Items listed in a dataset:
::::::::::
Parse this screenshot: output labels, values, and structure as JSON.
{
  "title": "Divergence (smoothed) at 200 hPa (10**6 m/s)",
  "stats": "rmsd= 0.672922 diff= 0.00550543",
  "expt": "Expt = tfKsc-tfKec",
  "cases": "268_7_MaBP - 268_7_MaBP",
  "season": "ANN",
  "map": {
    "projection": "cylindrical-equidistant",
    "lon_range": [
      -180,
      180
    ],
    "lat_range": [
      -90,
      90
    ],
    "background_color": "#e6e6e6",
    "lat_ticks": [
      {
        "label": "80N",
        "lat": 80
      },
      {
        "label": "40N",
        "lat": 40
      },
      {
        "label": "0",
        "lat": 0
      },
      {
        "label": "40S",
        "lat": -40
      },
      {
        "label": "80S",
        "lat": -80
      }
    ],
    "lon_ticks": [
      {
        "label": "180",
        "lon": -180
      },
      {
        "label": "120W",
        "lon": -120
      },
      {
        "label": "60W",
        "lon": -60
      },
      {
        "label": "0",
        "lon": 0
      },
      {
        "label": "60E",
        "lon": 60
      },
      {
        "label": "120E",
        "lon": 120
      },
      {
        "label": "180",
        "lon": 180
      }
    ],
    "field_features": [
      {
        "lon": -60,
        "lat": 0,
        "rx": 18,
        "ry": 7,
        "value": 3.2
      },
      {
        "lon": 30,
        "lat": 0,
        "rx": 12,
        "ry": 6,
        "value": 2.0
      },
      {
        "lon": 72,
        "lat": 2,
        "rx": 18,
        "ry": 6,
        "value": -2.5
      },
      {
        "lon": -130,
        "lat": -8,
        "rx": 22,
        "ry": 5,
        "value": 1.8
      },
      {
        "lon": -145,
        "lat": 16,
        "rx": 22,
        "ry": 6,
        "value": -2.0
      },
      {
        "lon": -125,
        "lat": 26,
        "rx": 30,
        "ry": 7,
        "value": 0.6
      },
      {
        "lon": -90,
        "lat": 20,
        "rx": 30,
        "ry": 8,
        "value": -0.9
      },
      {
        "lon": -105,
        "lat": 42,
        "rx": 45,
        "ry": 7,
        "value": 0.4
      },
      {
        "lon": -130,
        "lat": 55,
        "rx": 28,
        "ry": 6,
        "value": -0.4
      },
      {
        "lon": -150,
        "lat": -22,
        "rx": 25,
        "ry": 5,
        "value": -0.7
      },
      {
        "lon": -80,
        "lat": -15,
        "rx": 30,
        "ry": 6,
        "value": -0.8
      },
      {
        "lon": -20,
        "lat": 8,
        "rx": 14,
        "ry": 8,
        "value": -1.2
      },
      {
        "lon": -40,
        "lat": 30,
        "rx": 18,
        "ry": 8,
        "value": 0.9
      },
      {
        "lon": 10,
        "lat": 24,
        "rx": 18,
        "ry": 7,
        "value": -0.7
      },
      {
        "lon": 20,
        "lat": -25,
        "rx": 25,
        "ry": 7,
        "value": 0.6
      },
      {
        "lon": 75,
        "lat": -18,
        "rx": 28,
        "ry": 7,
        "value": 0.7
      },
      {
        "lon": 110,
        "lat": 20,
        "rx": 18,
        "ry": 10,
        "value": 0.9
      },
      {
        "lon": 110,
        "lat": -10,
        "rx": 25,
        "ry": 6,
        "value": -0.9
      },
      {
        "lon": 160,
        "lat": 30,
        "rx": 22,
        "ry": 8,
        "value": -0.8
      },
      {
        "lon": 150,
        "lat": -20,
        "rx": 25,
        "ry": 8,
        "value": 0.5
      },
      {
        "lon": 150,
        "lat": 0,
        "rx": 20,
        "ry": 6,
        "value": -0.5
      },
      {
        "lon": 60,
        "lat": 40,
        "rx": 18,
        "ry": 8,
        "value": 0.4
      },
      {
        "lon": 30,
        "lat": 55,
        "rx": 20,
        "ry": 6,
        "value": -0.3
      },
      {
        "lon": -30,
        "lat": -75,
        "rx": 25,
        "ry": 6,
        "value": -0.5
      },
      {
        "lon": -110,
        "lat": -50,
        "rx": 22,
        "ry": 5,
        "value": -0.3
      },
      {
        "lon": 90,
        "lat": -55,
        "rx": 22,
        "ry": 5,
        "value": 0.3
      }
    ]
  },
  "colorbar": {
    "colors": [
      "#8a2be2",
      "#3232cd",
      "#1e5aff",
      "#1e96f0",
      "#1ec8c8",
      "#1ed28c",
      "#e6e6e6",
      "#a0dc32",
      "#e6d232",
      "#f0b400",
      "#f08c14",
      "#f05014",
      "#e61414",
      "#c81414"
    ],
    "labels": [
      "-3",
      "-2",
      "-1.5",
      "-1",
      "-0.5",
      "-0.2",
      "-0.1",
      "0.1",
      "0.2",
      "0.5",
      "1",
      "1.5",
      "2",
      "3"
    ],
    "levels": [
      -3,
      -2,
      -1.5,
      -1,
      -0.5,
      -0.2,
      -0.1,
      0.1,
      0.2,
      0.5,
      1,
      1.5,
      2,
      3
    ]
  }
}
::::::::::
Your task is to gather all lines from the entries above that hold the word "labels".

• _Exercise result_
Parse this screenshot: output labels, values, and structure as JSON.
    "labels": [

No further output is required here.